### Stated task
Reproduce the material from the line with "Output each element" up to and including the line with "data-label: 3,62%: [212, 118, 249, 133]", leaving out the pictures.

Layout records
# # # # # # #
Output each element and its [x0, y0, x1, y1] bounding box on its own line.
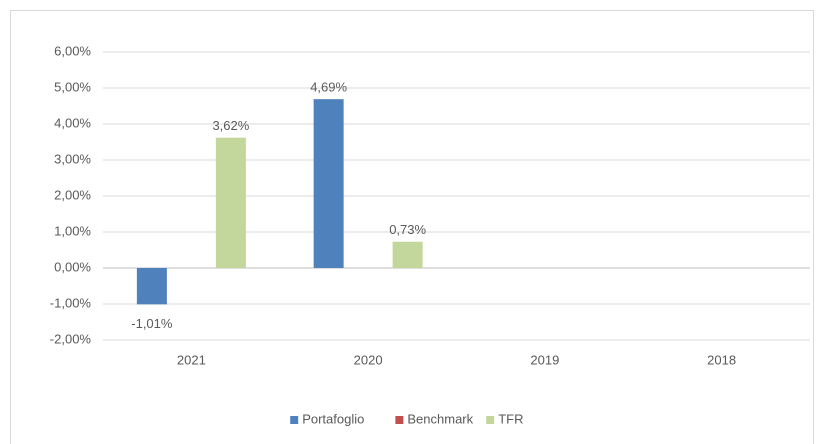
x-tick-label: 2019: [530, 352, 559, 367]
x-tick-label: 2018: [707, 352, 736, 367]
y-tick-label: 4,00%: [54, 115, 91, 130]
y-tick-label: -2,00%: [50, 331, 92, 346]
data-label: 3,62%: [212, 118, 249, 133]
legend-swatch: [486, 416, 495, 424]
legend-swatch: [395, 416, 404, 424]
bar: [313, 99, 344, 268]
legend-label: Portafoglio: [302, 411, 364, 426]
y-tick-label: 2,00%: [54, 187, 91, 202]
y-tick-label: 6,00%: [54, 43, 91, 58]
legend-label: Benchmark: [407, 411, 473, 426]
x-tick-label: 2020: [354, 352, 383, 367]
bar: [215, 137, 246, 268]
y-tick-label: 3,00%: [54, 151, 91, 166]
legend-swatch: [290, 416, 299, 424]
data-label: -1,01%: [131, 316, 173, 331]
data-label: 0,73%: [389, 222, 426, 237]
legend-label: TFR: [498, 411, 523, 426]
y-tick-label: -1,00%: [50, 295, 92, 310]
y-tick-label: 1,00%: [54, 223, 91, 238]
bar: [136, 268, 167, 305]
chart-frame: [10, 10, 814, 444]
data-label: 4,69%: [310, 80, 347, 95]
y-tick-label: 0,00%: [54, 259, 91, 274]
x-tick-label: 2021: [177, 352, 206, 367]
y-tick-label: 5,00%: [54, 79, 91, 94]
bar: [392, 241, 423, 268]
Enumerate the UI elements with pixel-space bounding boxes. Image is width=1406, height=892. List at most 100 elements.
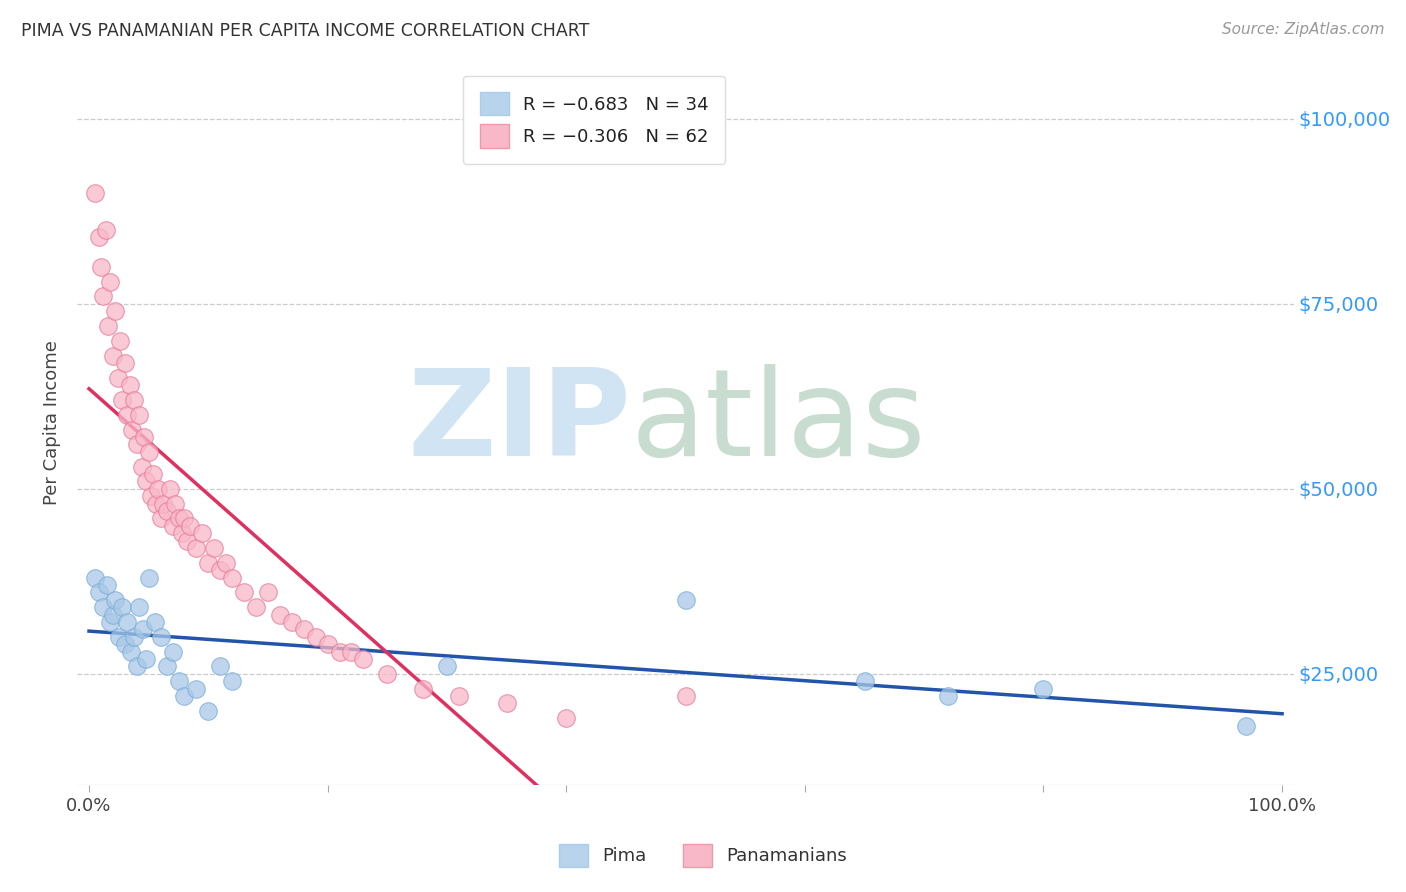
# # # # # # #
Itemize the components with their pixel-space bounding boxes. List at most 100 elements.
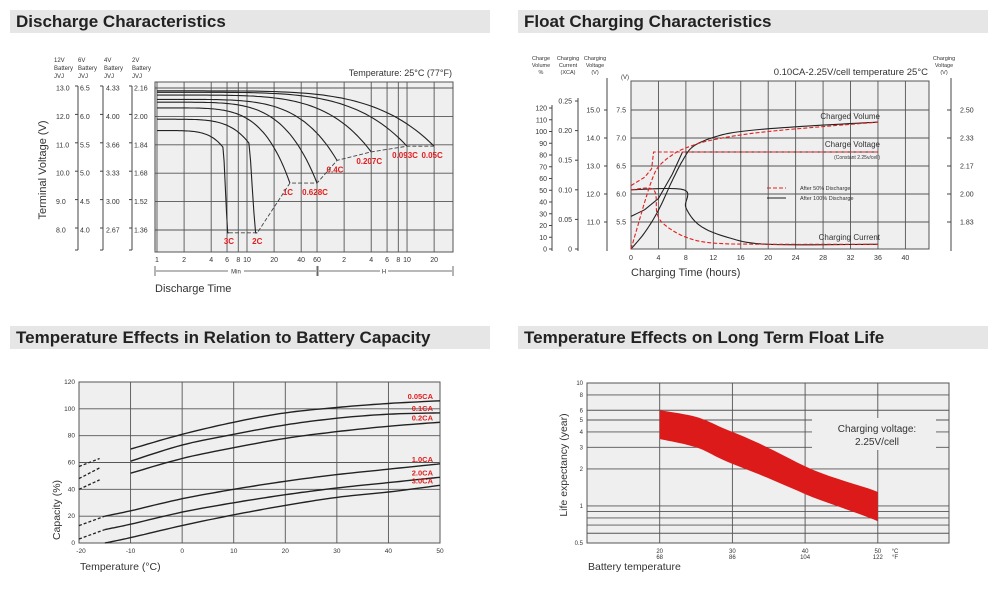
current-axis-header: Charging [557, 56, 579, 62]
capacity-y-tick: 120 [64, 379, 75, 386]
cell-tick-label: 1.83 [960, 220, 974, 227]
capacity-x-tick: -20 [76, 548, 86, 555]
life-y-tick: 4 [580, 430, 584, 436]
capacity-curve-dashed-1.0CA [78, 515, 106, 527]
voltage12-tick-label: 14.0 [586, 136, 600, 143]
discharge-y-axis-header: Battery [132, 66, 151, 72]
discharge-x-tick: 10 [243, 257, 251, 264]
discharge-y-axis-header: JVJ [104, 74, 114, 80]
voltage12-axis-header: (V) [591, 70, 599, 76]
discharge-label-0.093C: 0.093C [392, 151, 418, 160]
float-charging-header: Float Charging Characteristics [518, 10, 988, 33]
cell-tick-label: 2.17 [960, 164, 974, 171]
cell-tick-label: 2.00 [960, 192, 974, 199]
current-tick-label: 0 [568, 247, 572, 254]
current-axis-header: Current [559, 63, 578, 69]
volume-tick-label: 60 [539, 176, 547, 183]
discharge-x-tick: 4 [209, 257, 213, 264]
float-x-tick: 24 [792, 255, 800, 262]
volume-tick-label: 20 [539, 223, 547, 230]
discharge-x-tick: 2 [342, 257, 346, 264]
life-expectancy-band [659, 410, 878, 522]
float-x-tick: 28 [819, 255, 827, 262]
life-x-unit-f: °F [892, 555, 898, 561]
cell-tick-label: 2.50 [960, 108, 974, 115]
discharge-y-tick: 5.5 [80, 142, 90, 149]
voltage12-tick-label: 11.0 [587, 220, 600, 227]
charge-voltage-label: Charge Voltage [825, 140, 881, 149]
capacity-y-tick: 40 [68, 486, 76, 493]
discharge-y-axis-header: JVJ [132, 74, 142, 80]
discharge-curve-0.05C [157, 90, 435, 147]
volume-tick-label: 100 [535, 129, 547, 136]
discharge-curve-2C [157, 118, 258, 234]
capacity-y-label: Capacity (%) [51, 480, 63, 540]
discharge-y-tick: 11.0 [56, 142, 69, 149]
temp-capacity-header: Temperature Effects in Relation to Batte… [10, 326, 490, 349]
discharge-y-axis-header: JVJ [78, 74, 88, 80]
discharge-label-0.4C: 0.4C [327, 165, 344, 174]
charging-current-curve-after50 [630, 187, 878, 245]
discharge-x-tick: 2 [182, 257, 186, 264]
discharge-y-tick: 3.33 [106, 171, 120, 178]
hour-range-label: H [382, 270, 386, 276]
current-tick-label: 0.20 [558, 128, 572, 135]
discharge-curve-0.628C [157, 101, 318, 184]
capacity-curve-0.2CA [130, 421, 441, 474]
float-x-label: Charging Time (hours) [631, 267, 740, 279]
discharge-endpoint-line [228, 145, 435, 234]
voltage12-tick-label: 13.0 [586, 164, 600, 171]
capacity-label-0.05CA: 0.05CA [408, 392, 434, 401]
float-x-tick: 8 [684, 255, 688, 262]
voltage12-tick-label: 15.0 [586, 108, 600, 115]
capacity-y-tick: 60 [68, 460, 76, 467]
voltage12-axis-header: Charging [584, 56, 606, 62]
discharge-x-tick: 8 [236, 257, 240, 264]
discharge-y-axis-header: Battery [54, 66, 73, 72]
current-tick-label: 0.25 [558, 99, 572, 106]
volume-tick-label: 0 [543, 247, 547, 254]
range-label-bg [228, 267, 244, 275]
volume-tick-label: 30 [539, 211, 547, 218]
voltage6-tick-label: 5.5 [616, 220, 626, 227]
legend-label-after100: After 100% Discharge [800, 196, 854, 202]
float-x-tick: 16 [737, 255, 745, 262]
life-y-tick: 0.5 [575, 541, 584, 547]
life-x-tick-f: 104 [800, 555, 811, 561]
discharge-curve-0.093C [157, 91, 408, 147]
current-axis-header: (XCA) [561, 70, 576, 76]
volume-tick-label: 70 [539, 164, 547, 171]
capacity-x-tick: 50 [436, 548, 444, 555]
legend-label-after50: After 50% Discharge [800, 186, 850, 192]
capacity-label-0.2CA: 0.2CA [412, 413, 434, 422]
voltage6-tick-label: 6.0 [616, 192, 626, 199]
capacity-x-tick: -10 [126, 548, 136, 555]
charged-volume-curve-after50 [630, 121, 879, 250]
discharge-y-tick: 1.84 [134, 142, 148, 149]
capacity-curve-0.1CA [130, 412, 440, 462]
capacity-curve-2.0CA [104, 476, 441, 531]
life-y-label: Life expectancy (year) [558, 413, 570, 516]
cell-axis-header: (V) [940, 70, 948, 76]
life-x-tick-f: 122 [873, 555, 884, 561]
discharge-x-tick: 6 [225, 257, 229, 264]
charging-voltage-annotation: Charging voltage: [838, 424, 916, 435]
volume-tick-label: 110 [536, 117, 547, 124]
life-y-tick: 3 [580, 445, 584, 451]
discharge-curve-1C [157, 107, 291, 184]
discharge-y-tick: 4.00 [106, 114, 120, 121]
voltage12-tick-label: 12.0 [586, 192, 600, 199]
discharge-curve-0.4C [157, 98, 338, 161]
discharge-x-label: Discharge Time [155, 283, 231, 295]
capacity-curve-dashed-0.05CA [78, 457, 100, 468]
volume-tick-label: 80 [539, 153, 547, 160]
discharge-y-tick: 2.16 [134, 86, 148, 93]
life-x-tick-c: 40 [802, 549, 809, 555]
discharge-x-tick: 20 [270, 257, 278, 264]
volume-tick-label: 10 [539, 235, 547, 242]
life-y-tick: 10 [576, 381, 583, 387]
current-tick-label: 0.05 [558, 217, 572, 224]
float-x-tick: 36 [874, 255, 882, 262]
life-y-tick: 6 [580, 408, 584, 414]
# # # # # # #
### Output for this exercise
Output each element and its [x0, y0, x1, y1] bounding box on its own line.
x-tick-label: 2019: [530, 352, 559, 367]
x-tick-label: 2018: [707, 352, 736, 367]
y-tick-label: 4,00%: [54, 115, 91, 130]
y-tick-label: -2,00%: [50, 331, 92, 346]
data-label: 3,62%: [212, 118, 249, 133]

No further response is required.